++++ EXERCISE MATERIAL
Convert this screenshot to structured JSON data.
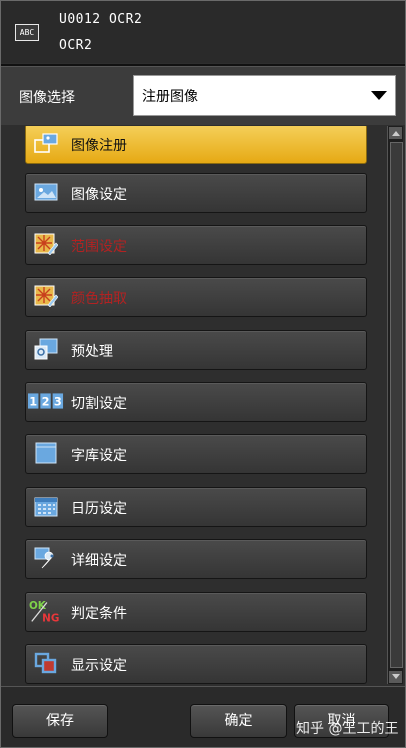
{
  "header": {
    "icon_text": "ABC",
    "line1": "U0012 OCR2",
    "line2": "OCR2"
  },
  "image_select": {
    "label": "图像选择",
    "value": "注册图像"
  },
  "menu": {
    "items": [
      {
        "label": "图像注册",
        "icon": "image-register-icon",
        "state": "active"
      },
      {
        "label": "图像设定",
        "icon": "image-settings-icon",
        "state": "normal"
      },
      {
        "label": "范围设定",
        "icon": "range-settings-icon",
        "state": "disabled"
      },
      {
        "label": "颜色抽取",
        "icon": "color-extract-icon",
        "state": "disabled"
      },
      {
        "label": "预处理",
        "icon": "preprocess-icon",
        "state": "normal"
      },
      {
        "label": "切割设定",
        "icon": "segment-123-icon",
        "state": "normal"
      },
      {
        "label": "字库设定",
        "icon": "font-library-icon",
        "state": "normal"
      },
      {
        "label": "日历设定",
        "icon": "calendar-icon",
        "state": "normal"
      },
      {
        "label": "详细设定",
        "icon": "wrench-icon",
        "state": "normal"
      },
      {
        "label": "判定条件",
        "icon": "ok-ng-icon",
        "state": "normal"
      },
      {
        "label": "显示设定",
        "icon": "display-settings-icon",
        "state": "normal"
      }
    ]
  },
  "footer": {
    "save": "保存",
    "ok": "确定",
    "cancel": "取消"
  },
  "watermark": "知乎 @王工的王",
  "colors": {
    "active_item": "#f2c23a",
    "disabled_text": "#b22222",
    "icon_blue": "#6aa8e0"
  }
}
++++++++
WHAT YOU SHOULD DO:
Extract each line from the listing that holds the word "settings".

SOLUTION TO THIS PROBLEM:
        "icon": "image-settings-icon",
        "icon": "range-settings-icon",
        "icon": "display-settings-icon",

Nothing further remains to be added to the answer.